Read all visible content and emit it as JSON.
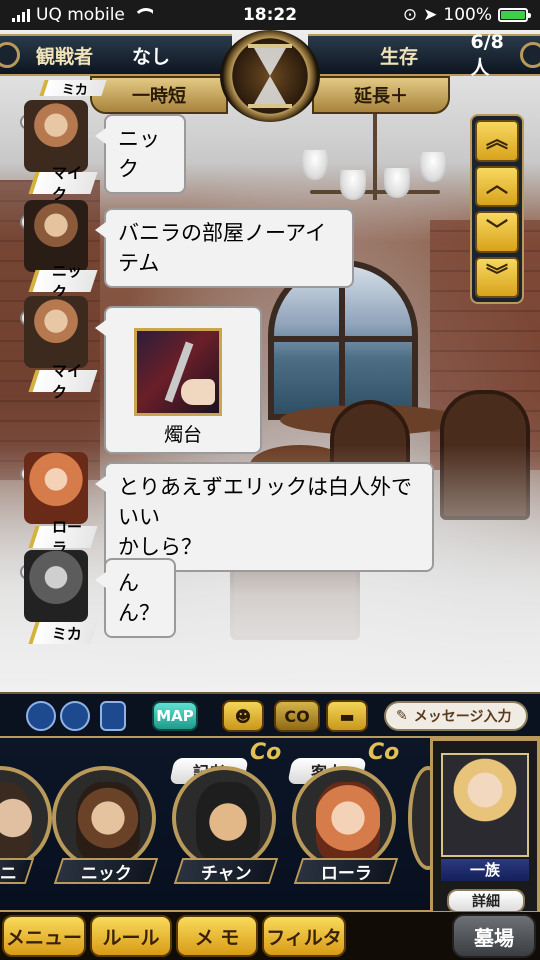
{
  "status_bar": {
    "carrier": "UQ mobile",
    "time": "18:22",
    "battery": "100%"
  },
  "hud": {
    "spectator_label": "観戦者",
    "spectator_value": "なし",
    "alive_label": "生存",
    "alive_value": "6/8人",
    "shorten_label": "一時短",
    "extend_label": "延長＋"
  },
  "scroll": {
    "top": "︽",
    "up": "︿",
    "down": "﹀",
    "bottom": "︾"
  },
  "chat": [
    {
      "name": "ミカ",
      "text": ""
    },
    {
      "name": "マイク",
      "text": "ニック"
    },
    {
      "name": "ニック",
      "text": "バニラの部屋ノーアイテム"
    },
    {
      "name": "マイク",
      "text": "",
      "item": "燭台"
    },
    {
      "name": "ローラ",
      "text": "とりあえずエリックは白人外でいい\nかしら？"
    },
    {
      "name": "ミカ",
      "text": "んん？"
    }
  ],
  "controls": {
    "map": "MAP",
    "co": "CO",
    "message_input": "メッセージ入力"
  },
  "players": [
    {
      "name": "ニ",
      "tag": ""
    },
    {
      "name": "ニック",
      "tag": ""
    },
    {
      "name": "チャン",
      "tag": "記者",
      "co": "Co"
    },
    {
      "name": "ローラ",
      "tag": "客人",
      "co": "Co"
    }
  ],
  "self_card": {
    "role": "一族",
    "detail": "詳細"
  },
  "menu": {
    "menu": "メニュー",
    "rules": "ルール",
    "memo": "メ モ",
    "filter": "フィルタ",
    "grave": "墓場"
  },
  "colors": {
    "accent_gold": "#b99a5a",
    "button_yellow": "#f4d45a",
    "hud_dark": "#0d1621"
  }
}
═══
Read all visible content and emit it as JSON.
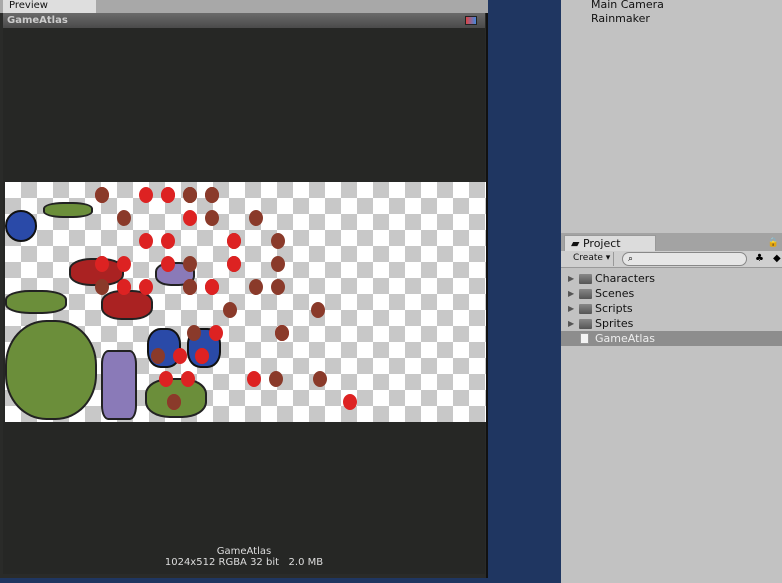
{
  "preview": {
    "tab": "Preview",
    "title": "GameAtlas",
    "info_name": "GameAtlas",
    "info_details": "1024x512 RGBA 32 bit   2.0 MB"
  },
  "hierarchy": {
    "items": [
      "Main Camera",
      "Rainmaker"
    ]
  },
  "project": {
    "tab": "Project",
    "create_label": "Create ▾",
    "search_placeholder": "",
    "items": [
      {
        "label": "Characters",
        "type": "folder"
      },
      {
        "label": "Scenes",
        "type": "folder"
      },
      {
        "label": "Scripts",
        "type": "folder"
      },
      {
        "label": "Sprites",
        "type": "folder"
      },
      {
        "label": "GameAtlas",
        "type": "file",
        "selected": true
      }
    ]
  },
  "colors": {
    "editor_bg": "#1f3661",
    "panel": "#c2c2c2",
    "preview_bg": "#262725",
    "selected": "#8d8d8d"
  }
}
═══
> **Short exercise**: Tally the lines in the entries above that hold the word "GameAtlas". Reply with nothing but that count.

> **Answer in full**: 3